Directions: Please give the listing again, word for word, with nothing left out.

Dataset entries:
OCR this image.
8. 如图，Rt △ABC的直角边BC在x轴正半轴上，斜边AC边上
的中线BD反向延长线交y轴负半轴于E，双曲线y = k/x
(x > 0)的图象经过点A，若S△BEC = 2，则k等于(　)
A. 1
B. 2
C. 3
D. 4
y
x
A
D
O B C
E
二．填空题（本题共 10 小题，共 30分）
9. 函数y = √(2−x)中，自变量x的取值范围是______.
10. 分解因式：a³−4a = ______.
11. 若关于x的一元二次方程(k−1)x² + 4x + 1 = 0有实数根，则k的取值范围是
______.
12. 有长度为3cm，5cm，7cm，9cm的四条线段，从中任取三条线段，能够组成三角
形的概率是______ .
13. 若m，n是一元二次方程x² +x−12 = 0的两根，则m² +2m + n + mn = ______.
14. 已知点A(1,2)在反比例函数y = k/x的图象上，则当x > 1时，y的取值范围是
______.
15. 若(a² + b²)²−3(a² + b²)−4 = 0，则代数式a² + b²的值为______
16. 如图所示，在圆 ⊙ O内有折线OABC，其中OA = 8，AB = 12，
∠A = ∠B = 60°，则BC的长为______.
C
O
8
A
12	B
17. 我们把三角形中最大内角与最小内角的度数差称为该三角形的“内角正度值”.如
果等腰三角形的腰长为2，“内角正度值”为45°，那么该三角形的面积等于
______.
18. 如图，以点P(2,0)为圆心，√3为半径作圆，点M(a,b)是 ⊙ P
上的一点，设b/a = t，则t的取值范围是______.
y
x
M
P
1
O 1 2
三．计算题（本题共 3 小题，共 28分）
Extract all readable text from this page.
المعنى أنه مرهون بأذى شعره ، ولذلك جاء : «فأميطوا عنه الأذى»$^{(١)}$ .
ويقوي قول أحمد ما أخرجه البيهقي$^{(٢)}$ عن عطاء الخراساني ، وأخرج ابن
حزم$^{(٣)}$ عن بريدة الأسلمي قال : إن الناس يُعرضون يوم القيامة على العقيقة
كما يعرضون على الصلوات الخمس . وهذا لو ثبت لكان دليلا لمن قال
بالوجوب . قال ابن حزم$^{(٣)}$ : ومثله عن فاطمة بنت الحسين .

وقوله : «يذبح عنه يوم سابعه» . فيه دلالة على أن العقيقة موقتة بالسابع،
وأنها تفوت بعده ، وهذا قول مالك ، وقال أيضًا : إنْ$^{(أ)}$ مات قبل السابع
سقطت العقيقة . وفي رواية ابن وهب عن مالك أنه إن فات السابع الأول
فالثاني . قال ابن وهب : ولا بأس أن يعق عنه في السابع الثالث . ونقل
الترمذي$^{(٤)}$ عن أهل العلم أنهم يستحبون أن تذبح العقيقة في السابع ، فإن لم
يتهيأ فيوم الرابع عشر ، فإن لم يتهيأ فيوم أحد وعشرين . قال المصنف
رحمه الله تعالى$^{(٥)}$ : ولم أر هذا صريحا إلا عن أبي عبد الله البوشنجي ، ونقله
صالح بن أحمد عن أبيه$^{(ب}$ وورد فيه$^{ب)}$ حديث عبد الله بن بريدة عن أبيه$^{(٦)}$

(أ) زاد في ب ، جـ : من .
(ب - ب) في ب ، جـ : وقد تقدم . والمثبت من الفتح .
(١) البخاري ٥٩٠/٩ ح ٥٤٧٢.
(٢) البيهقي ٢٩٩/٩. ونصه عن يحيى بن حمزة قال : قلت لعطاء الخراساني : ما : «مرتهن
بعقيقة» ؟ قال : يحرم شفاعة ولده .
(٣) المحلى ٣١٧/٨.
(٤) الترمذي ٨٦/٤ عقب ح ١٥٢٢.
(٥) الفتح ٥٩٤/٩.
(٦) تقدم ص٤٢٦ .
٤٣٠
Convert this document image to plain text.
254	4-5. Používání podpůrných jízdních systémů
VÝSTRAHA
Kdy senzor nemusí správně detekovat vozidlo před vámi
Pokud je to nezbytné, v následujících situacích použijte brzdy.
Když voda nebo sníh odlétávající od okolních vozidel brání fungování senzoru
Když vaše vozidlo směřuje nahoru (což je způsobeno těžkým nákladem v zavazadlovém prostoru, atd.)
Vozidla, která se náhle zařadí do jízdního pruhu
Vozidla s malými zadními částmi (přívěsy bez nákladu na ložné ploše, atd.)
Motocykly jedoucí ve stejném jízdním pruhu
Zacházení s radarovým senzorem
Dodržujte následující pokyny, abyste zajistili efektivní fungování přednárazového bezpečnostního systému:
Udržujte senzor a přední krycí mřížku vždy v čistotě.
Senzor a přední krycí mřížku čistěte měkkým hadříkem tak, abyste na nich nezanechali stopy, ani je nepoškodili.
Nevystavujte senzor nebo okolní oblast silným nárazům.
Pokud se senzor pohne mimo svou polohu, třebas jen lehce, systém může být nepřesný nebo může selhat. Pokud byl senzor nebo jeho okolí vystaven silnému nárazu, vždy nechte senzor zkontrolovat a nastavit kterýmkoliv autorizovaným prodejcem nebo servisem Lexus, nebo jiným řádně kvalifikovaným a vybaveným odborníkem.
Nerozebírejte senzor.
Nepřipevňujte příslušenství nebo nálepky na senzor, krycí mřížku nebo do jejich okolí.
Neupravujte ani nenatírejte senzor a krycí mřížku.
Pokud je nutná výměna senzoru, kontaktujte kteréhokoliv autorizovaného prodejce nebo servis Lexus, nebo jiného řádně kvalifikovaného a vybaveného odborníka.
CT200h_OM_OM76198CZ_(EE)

Expected answer:
OCR this image.
8. 如图，Rt △ABC的直角边BC在x轴正半轴上，斜边AC边上
的中线BD反向延长线交y轴负半轴于E，双曲线y = k/x
(x > 0)的图象经过点A，若S△BEC = 2，则k等于(　)
A. 1
B. 2
C. 3
D. 4
y
x
A
D
O B C
E
二．填空题（本题共 10 小题，共 30分）
9. 函数y = √(2−x)中，自变量x的取值范围是______.
10. 分解因式：a³−4a = ______.
11. 若关于x的一元二次方程(k−1)x² + 4x + 1 = 0有实数根，则k的取值范围是
______.
12. 有长度为3cm，5cm，7cm，9cm的四条线段，从中任取三条线段，能够组成三角
形的概率是______ .
13. 若m，n是一元二次方程x² +x−12 = 0的两根，则m² +2m + n + mn = ______.
14. 已知点A(1,2)在反比例函数y = k/x的图象上，则当x > 1时，y的取值范围是
______.
15. 若(a² + b²)²−3(a² + b²)−4 = 0，则代数式a² + b²的值为______
16. 如图所示，在圆 ⊙ O内有折线OABC，其中OA = 8，AB = 12，
∠A = ∠B = 60°，则BC的长为______.
C
O
8
A
12	B
17. 我们把三角形中最大内角与最小内角的度数差称为该三角形的“内角正度值”.如
果等腰三角形的腰长为2，“内角正度值”为45°，那么该三角形的面积等于
______.
18. 如图，以点P(2,0)为圆心，√3为半径作圆，点M(a,b)是 ⊙ P
上的一点，设b/a = t，则t的取值范围是______.
y
x
M
P
1
O 1 2
三．计算题（本题共 3 小题，共 28分）
Extract all readable text from this page.
المعنى أنه مرهون بأذى شعره ، ولذلك جاء : «فأميطوا عنه الأذى»$^{(١)}$ .
ويقوي قول أحمد ما أخرجه البيهقي$^{(٢)}$ عن عطاء الخراساني ، وأخرج ابن
حزم$^{(٣)}$ عن بريدة الأسلمي قال : إن الناس يُعرضون يوم القيامة على العقيقة
كما يعرضون على الصلوات الخمس . وهذا لو ثبت لكان دليلا لمن قال
بالوجوب . قال ابن حزم$^{(٣)}$ : ومثله عن فاطمة بنت الحسين .

وقوله : «يذبح عنه يوم سابعه» . فيه دلالة على أن العقيقة موقتة بالسابع،
وأنها تفوت بعده ، وهذا قول مالك ، وقال أيضًا : إنْ$^{(أ)}$ مات قبل السابع
سقطت العقيقة . وفي رواية ابن وهب عن مالك أنه إن فات السابع الأول
فالثاني . قال ابن وهب : ولا بأس أن يعق عنه في السابع الثالث . ونقل
الترمذي$^{(٤)}$ عن أهل العلم أنهم يستحبون أن تذبح العقيقة في السابع ، فإن لم
يتهيأ فيوم الرابع عشر ، فإن لم يتهيأ فيوم أحد وعشرين . قال المصنف
رحمه الله تعالى$^{(٥)}$ : ولم أر هذا صريحا إلا عن أبي عبد الله البوشنجي ، ونقله
صالح بن أحمد عن أبيه$^{(ب}$ وورد فيه$^{ب)}$ حديث عبد الله بن بريدة عن أبيه$^{(٦)}$

(أ) زاد في ب ، جـ : من .
(ب - ب) في ب ، جـ : وقد تقدم . والمثبت من الفتح .
(١) البخاري ٥٩٠/٩ ح ٥٤٧٢.
(٢) البيهقي ٢٩٩/٩. ونصه عن يحيى بن حمزة قال : قلت لعطاء الخراساني : ما : «مرتهن
بعقيقة» ؟ قال : يحرم شفاعة ولده .
(٣) المحلى ٣١٧/٨.
(٤) الترمذي ٨٦/٤ عقب ح ١٥٢٢.
(٥) الفتح ٥٩٤/٩.
(٦) تقدم ص٤٢٦ .
٤٣٠
Convert this document image to plain text.
254	4-5. Používání podpůrných jízdních systémů
VÝSTRAHA
Kdy senzor nemusí správně detekovat vozidlo před vámi
Pokud je to nezbytné, v následujících situacích použijte brzdy.
Když voda nebo sníh odlétávající od okolních vozidel brání fungování senzoru
Když vaše vozidlo směřuje nahoru (což je způsobeno těžkým nákladem v zavazadlovém prostoru, atd.)
Vozidla, která se náhle zařadí do jízdního pruhu
Vozidla s malými zadními částmi (přívěsy bez nákladu na ložné ploše, atd.)
Motocykly jedoucí ve stejném jízdním pruhu
Zacházení s radarovým senzorem
Dodržujte následující pokyny, abyste zajistili efektivní fungování přednárazového bezpečnostního systému:
Udržujte senzor a přední krycí mřížku vždy v čistotě.
Senzor a přední krycí mřížku čistěte měkkým hadříkem tak, abyste na nich nezanechali stopy, ani je nepoškodili.
Nevystavujte senzor nebo okolní oblast silným nárazům.
Pokud se senzor pohne mimo svou polohu, třebas jen lehce, systém může být nepřesný nebo může selhat. Pokud byl senzor nebo jeho okolí vystaven silnému nárazu, vždy nechte senzor zkontrolovat a nastavit kterýmkoliv autorizovaným prodejcem nebo servisem Lexus, nebo jiným řádně kvalifikovaným a vybaveným odborníkem.
Nerozebírejte senzor.
Nepřipevňujte příslušenství nebo nálepky na senzor, krycí mřížku nebo do jejich okolí.
Neupravujte ani nenatírejte senzor a krycí mřížku.
Pokud je nutná výměna senzoru, kontaktujte kteréhokoliv autorizovaného prodejce nebo servis Lexus, nebo jiného řádně kvalifikovaného a vybaveného odborníka.
CT200h_OM_OM76198CZ_(EE)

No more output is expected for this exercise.